Images embedded in the records are excluded; print everything else exactly as given.

## Records for the exercise
______

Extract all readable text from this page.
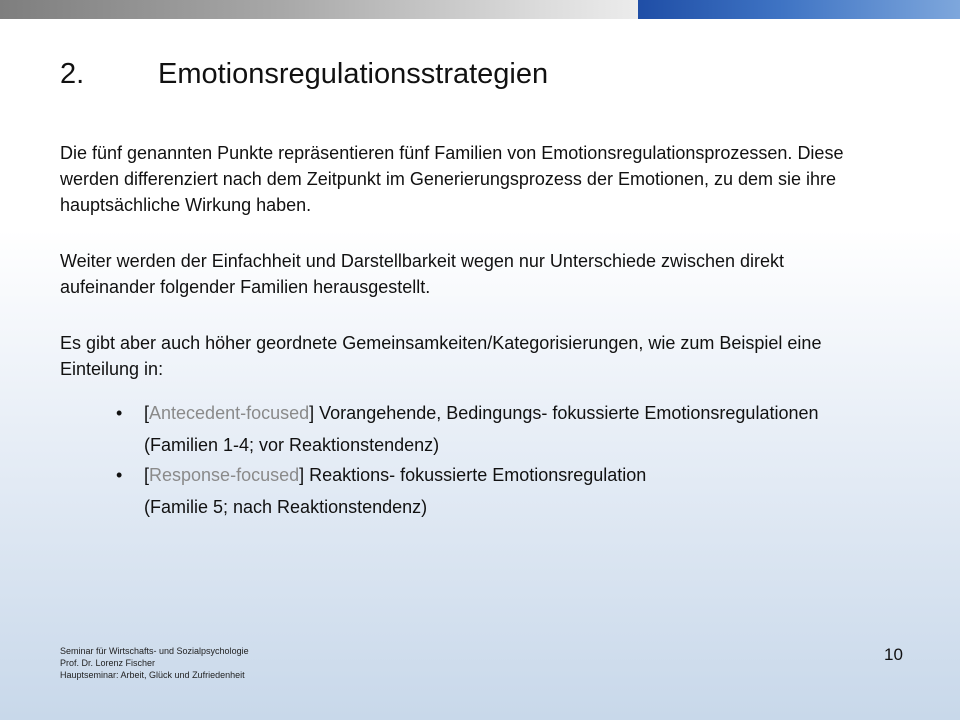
2.	Emotionsregulationsstrategien

Die fünf genannten Punkte repräsentieren fünf Familien von Emotionsregulationsprozessen. Diese werden differenziert nach dem Zeitpunkt im Generierungsprozess der Emotionen, zu dem sie ihre hauptsächliche Wirkung haben.

Weiter werden der Einfachheit und Darstellbarkeit wegen nur Unterschiede zwischen direkt aufeinander folgender Familien herausgestellt.

Es gibt aber auch höher geordnete Gemeinsamkeiten/Kategorisierungen, wie zum Beispiel eine Einteilung in:

• [Antecedent-focused] Vorangehende, Bedingungs- fokussierte Emotionsregulationen
(Familien 1-4; vor Reaktionstendenz)
• [Response-focused] Reaktions- fokussierte Emotionsregulation
(Familie 5; nach Reaktionstendenz)
Seminar für Wirtschafts- und Sozialpsychologie
Prof. Dr. Lorenz Fischer
Hauptseminar: Arbeit, Glück und Zufriedenheit
10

______

## Solution for this problem
Extract all readable text from this page.
2.	Emotionsregulationsstrategien

Die fünf genannten Punkte repräsentieren fünf Familien von Emotionsregulationsprozessen. Diese werden differenziert nach dem Zeitpunkt im Generierungsprozess der Emotionen, zu dem sie ihre hauptsächliche Wirkung haben.

Weiter werden der Einfachheit und Darstellbarkeit wegen nur Unterschiede zwischen direkt aufeinander folgender Familien herausgestellt.

Es gibt aber auch höher geordnete Gemeinsamkeiten/Kategorisierungen, wie zum Beispiel eine Einteilung in:

• [Antecedent-focused] Vorangehende, Bedingungs- fokussierte Emotionsregulationen
(Familien 1-4; vor Reaktionstendenz)
• [Response-focused] Reaktions- fokussierte Emotionsregulation
(Familie 5; nach Reaktionstendenz)
Seminar für Wirtschafts- und Sozialpsychologie
Prof. Dr. Lorenz Fischer
Hauptseminar: Arbeit, Glück und Zufriedenheit
10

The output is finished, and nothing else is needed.